[Extracted data entries]
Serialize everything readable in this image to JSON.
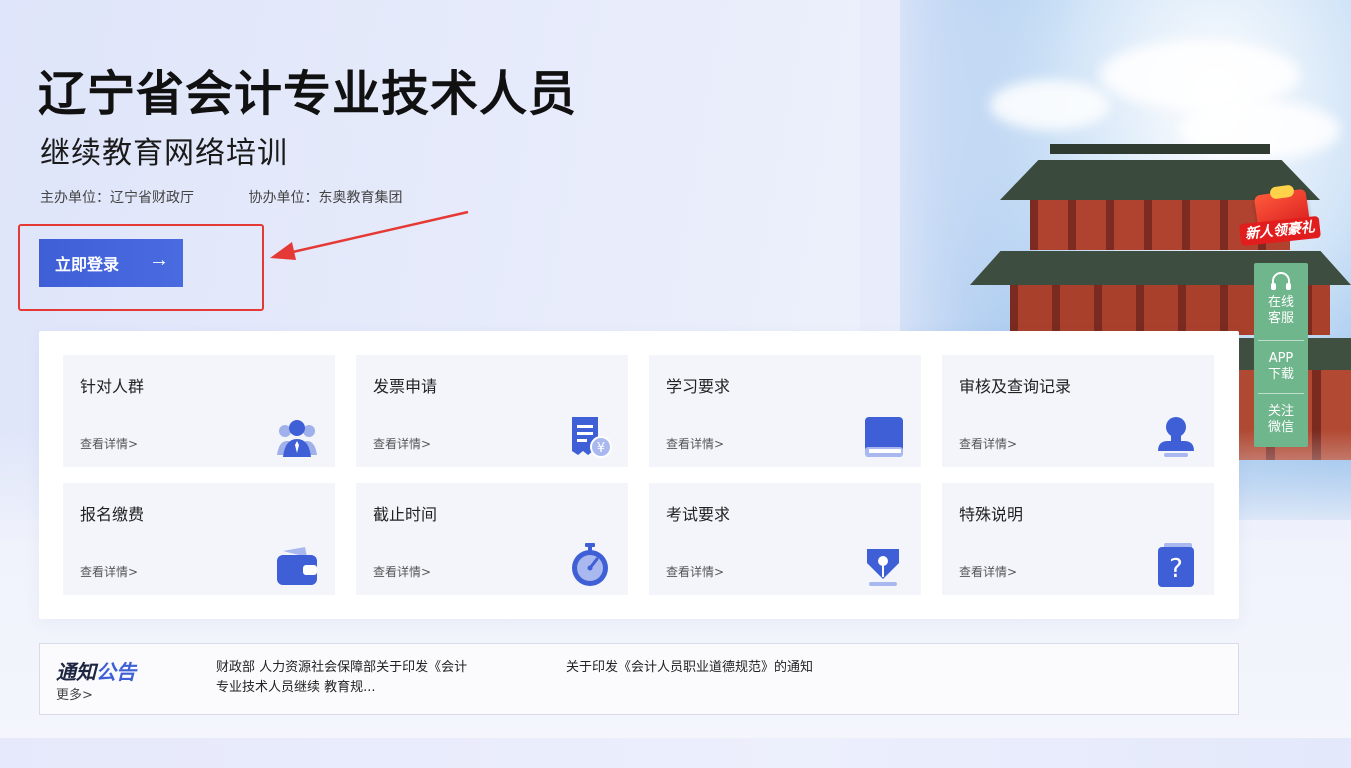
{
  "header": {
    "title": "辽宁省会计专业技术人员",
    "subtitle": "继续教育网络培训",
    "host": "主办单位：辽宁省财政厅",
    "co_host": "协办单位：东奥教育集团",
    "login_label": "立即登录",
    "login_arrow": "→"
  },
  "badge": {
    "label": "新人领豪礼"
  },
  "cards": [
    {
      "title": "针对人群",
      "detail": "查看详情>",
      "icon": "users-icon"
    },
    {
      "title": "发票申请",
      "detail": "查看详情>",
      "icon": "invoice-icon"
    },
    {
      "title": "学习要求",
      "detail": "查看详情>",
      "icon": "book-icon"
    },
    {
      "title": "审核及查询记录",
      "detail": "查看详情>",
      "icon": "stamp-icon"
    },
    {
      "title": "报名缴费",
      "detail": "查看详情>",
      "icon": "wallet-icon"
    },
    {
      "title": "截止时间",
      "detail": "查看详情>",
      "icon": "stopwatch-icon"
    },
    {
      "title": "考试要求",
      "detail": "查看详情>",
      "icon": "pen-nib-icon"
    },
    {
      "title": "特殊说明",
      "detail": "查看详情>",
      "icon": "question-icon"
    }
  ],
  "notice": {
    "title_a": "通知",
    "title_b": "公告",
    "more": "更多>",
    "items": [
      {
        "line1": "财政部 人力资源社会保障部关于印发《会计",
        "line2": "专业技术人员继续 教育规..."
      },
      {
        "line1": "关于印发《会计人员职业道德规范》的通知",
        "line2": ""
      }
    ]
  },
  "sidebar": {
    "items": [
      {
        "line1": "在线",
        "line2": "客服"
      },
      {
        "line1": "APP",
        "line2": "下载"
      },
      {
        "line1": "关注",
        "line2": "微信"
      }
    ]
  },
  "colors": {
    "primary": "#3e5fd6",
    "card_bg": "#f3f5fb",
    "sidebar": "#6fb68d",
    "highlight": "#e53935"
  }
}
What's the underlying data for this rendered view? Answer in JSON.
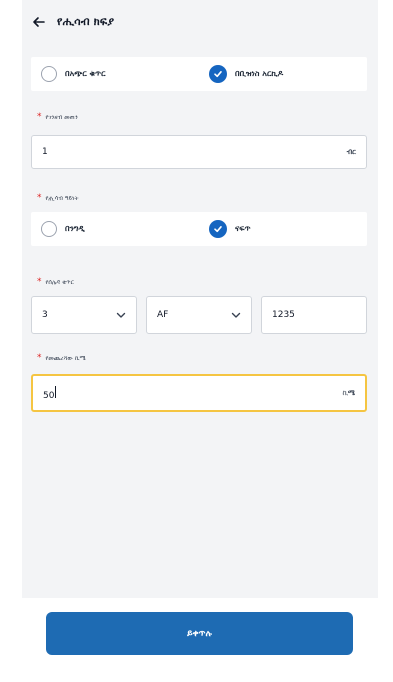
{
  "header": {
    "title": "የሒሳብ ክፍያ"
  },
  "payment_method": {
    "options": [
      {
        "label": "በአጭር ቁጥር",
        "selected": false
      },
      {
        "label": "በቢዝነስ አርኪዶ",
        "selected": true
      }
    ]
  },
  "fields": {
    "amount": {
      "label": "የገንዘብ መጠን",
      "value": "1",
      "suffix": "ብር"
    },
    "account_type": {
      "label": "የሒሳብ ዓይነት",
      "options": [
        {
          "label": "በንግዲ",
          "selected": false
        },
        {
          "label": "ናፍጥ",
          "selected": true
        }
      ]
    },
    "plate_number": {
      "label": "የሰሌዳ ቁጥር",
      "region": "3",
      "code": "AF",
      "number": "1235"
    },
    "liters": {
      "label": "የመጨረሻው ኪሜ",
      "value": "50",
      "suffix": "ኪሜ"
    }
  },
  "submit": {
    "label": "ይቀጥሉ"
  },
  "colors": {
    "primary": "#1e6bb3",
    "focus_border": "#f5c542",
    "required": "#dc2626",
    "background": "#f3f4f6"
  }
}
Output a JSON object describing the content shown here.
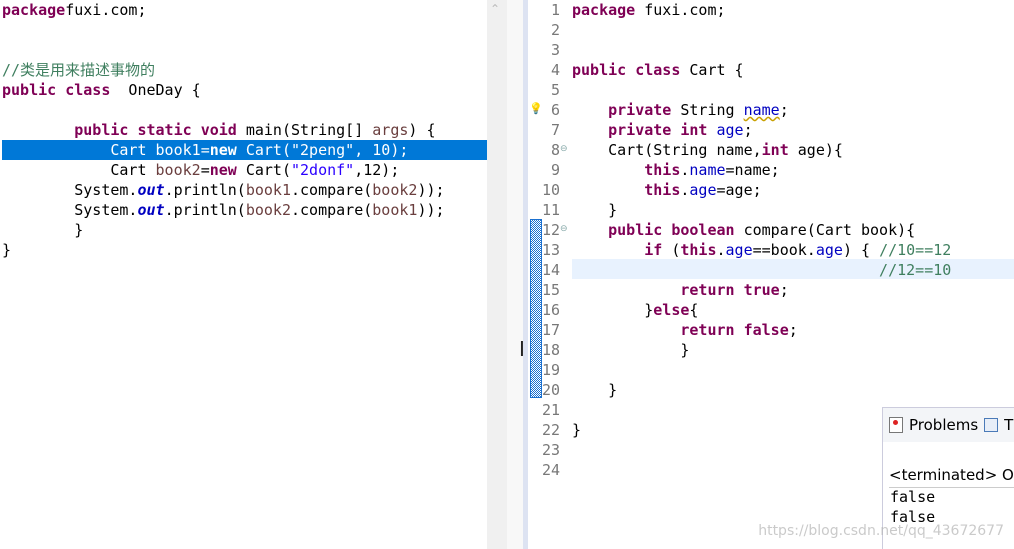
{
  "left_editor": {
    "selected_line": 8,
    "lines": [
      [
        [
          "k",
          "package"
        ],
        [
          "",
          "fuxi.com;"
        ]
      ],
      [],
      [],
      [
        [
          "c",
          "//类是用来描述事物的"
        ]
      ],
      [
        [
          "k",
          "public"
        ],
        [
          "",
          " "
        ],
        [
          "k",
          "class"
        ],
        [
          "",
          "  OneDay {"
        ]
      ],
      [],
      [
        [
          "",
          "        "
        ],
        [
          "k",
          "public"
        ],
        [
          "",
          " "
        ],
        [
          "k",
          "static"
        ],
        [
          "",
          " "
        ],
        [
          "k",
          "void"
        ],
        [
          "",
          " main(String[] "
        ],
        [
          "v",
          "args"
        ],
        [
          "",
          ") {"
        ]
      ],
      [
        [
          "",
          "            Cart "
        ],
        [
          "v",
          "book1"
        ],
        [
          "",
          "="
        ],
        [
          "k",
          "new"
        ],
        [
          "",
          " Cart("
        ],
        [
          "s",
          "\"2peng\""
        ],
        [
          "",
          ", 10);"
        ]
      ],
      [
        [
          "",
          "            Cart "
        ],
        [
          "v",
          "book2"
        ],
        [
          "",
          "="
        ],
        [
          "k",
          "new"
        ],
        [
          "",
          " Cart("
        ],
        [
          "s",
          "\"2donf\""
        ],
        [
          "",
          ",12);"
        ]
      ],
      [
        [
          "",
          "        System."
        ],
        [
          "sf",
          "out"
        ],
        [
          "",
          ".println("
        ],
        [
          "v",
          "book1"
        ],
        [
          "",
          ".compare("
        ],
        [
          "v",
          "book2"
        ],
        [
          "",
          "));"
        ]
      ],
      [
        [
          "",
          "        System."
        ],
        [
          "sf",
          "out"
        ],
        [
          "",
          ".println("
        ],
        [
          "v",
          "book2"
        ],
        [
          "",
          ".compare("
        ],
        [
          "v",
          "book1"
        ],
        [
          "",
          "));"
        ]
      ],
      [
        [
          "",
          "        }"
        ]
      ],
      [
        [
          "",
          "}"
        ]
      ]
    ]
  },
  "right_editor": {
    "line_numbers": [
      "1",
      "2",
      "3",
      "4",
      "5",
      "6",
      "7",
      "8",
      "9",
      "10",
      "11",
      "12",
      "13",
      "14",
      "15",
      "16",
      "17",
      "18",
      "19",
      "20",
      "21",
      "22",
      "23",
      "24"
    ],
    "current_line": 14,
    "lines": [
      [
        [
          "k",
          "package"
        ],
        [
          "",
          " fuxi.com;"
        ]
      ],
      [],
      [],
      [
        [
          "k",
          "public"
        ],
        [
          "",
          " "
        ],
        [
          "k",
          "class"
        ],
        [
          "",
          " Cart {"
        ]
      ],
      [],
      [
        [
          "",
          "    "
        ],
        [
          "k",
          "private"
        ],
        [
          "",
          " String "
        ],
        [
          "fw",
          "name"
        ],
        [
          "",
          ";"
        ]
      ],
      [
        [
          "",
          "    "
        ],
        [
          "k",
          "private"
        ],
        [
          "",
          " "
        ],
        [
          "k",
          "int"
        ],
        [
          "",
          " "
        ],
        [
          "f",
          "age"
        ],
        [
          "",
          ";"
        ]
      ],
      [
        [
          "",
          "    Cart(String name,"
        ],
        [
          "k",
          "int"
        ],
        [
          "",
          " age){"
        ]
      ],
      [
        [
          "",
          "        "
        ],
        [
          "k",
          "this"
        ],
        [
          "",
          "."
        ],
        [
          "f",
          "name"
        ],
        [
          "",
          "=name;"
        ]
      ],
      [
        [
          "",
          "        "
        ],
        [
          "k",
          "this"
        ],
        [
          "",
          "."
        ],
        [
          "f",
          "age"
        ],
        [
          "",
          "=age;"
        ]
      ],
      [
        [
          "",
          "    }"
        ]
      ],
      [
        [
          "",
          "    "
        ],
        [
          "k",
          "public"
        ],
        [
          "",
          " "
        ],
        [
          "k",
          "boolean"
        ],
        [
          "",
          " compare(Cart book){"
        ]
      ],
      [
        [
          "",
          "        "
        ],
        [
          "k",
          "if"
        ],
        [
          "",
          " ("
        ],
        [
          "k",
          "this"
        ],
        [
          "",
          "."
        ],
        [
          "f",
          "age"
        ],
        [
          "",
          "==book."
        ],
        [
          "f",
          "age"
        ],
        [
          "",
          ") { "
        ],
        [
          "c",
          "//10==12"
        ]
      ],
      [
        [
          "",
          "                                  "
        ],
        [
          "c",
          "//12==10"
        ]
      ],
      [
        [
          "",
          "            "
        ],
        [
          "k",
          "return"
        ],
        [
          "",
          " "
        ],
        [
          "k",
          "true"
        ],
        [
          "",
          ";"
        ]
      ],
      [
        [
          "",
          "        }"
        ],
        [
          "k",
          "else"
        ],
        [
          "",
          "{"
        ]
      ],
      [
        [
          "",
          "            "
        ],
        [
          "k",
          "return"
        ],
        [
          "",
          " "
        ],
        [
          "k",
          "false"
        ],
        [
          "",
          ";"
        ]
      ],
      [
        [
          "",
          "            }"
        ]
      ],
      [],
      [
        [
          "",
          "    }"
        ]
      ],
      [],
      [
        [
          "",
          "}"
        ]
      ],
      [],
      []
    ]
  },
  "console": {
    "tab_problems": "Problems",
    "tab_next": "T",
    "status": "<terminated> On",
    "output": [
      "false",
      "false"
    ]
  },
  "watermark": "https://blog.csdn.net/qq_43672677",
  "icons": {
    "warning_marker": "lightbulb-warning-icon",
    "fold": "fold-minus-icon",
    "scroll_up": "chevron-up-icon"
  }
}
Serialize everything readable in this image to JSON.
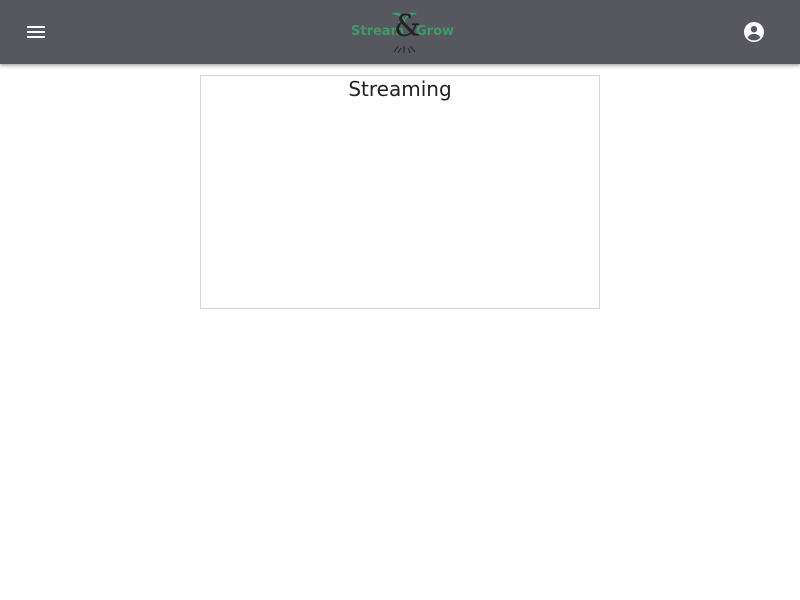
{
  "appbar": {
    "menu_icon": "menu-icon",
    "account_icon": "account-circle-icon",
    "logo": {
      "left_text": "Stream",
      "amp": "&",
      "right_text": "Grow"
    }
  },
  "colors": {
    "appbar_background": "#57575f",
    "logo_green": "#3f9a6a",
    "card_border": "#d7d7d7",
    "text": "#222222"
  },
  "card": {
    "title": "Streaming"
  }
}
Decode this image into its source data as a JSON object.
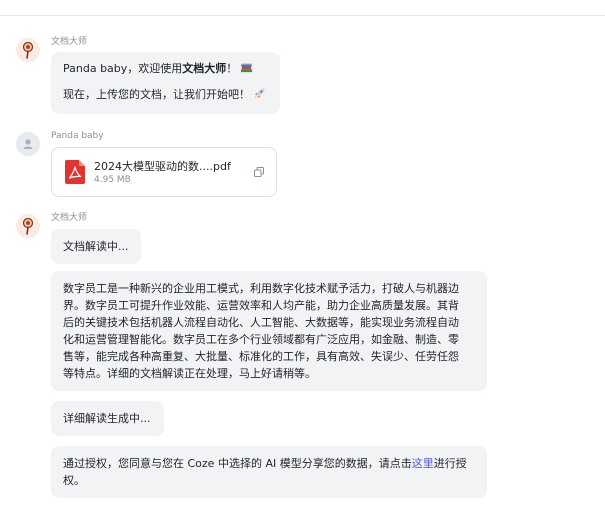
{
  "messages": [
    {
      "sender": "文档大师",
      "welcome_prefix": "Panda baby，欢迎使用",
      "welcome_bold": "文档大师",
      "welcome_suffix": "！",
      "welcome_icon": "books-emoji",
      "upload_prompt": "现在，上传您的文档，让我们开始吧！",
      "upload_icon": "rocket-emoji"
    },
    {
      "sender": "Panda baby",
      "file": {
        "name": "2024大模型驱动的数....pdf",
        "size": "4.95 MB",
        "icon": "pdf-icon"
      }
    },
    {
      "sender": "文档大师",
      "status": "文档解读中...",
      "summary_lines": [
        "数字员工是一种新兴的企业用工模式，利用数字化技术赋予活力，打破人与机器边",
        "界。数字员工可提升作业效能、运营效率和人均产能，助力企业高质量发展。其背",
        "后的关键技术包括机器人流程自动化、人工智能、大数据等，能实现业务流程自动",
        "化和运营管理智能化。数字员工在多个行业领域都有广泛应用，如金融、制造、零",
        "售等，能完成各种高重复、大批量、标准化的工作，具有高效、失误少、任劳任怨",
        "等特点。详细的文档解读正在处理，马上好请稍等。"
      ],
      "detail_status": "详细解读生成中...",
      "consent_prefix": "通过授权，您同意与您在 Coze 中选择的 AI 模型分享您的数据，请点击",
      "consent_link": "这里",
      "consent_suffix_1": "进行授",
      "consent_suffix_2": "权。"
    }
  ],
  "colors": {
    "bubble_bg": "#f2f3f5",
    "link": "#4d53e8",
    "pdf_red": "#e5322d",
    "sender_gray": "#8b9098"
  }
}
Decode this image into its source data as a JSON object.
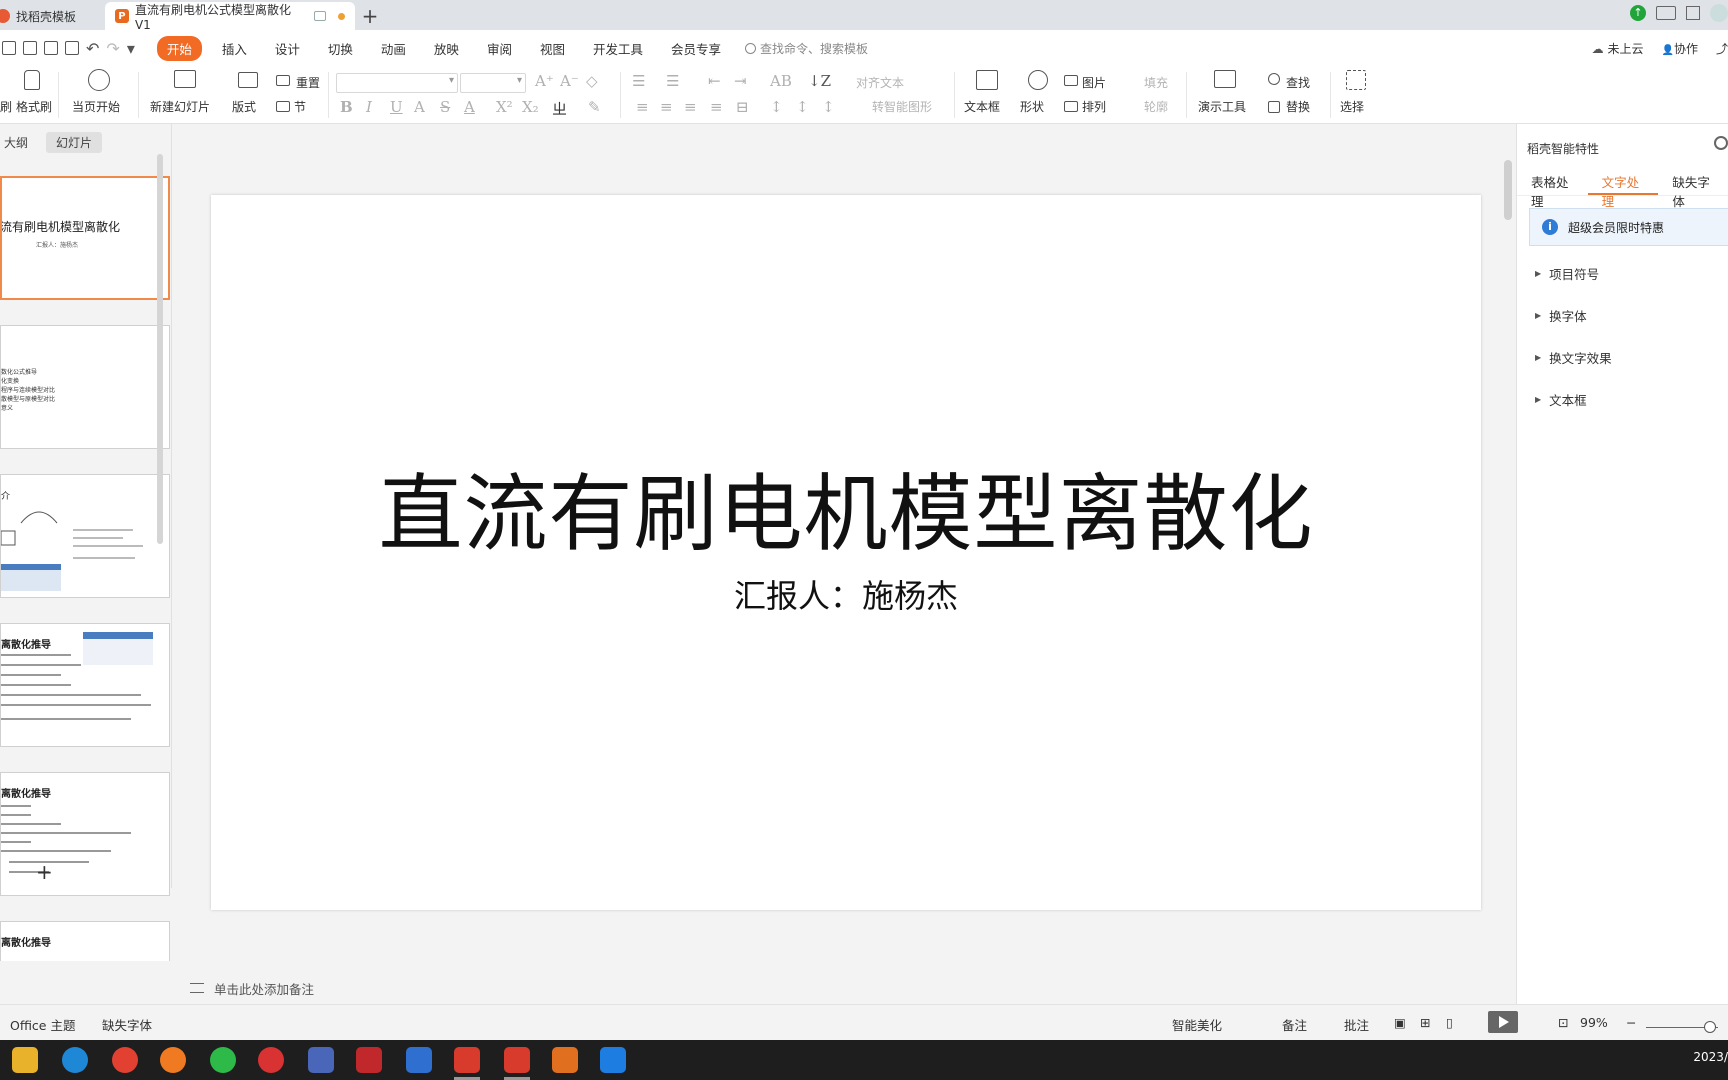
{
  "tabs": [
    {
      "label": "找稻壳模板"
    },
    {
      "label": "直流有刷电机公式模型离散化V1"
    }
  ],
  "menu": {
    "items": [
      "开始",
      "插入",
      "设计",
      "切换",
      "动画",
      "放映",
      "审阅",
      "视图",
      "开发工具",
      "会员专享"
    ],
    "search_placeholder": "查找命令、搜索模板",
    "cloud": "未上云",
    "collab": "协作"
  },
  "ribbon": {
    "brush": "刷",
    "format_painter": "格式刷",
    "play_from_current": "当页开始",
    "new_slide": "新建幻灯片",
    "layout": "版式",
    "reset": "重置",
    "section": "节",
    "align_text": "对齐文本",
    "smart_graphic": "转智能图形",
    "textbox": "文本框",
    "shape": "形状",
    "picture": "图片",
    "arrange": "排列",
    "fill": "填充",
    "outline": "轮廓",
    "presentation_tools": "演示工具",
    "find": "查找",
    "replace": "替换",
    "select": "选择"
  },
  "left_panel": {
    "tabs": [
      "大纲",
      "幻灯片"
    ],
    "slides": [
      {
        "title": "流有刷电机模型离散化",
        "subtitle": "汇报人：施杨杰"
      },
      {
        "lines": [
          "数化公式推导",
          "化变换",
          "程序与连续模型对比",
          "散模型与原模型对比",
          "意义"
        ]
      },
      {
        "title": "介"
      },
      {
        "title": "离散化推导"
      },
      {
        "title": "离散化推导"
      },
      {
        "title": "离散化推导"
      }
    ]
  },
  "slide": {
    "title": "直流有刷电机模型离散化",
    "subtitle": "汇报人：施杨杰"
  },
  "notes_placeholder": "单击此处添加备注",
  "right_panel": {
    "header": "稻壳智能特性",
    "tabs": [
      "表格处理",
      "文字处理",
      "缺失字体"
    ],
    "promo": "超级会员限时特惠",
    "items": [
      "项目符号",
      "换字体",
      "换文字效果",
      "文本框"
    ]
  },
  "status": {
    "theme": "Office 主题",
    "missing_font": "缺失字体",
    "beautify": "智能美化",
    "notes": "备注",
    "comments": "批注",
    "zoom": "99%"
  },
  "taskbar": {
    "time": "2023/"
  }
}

* [PROBLEM DESCRIPTION] Report every line in the data above in which the word "baby" appears.

* [FULL RESPONSE]
      "welcome_prefix": "Panda baby，欢迎使用",
      "sender": "Panda baby",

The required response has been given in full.